WORK TO DO
Gather, from the data below, each line in which the word "草稿纸和答题卡上的非答题区域均无效" occurs.

RECORDED DATA
###

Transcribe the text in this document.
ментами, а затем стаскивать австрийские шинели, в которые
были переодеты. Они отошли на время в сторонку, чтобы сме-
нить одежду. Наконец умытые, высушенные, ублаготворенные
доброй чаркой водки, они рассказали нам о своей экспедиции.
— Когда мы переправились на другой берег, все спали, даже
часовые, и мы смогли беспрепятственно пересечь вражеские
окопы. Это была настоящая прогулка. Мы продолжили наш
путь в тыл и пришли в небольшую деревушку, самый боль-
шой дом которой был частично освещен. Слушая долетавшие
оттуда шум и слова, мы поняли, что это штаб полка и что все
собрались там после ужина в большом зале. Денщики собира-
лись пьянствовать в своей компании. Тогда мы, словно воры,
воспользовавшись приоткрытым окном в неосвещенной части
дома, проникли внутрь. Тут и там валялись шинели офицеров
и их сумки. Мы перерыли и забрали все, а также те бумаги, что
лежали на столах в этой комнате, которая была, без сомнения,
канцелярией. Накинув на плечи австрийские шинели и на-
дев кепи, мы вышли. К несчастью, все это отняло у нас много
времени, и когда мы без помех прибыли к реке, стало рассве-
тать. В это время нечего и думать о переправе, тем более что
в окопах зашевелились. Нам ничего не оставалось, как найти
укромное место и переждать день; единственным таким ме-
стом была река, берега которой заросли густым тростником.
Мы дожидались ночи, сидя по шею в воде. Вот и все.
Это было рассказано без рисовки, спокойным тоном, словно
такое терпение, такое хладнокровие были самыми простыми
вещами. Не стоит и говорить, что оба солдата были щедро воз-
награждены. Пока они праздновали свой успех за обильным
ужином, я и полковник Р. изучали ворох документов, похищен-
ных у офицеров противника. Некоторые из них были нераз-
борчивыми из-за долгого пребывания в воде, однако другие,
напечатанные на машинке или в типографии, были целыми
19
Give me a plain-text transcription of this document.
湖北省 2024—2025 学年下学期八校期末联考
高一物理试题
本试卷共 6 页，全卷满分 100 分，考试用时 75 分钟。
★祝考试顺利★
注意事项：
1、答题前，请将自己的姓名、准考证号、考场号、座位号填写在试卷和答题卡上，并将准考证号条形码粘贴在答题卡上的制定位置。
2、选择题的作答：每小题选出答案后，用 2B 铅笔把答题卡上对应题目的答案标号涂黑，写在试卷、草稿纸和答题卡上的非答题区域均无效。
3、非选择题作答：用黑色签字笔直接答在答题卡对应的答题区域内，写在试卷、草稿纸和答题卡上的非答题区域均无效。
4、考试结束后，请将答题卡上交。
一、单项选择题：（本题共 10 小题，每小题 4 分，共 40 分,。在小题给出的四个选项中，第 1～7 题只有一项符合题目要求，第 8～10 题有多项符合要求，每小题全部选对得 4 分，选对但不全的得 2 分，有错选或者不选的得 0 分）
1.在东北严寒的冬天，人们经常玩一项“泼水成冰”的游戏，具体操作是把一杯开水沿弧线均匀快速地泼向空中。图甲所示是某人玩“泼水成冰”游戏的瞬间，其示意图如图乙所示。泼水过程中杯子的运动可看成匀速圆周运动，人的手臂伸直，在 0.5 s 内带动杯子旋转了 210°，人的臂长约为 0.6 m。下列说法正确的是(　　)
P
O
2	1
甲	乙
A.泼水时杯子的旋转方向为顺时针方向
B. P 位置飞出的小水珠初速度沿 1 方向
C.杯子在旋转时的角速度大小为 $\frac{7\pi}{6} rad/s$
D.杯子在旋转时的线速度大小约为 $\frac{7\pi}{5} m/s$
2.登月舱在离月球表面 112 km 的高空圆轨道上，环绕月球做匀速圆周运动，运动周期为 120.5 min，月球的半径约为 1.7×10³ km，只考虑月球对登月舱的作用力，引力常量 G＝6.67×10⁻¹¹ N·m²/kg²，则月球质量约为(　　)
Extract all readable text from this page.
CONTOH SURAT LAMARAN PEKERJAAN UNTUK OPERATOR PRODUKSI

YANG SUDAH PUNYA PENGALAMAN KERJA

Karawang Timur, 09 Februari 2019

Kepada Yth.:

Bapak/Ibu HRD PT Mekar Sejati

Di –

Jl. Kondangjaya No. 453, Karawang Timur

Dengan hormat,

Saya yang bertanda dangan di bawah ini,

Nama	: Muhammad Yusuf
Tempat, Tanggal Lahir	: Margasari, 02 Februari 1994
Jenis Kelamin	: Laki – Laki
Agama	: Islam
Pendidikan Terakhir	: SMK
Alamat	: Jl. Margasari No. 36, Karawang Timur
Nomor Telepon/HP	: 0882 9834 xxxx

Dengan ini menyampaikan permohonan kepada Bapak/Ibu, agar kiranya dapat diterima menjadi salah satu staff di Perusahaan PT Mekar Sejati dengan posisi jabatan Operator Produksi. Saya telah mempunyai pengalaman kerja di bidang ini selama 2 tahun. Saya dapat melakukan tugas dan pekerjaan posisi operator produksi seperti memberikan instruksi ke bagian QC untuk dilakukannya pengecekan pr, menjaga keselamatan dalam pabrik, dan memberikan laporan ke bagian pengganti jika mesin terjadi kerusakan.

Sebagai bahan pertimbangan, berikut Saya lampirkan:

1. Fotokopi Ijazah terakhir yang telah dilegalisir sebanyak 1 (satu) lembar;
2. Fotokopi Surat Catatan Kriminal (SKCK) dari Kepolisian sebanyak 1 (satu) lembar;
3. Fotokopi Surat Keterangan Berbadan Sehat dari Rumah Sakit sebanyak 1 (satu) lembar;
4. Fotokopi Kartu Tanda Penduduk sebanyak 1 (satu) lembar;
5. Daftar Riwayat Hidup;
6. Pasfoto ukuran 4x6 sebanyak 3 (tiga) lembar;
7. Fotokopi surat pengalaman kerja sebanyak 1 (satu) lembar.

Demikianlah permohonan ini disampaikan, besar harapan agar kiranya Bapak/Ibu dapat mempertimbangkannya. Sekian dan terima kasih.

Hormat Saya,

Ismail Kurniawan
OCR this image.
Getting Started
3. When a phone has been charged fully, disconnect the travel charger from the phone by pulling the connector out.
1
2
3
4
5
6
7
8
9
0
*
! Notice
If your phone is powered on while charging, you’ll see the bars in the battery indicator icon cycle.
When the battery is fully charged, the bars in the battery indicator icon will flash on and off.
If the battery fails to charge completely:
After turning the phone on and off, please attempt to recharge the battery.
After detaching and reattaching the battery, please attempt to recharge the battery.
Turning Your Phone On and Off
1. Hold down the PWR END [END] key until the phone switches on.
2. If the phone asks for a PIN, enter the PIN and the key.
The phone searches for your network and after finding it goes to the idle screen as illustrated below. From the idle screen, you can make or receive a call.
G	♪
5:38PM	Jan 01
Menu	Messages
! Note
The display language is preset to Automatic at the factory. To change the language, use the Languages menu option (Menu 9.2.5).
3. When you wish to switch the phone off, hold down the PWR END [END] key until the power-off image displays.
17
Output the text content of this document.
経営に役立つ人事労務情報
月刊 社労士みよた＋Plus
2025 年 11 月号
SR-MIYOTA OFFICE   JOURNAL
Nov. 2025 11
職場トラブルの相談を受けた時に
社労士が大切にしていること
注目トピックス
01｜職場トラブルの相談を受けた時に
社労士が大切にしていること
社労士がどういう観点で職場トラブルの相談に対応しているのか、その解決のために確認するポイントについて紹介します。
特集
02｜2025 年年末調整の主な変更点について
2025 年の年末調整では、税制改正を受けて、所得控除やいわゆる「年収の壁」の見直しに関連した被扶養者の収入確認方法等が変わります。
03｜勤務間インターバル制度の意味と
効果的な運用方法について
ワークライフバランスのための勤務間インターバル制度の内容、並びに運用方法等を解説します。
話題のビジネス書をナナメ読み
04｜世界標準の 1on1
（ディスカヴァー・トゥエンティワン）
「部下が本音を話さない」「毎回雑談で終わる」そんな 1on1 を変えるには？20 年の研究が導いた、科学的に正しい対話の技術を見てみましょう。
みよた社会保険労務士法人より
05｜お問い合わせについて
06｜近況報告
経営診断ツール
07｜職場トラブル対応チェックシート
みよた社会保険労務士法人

###

ANSWER IN FULL
2、选择题的作答：每小题选出答案后，用 2B 铅笔把答题卡上对应题目的答案标号涂黑，写在试卷、草稿纸和答题卡上的非答题区域均无效。
3、非选择题作答：用黑色签字笔直接答在答题卡对应的答题区域内，写在试卷、草稿纸和答题卡上的非答题区域均无效。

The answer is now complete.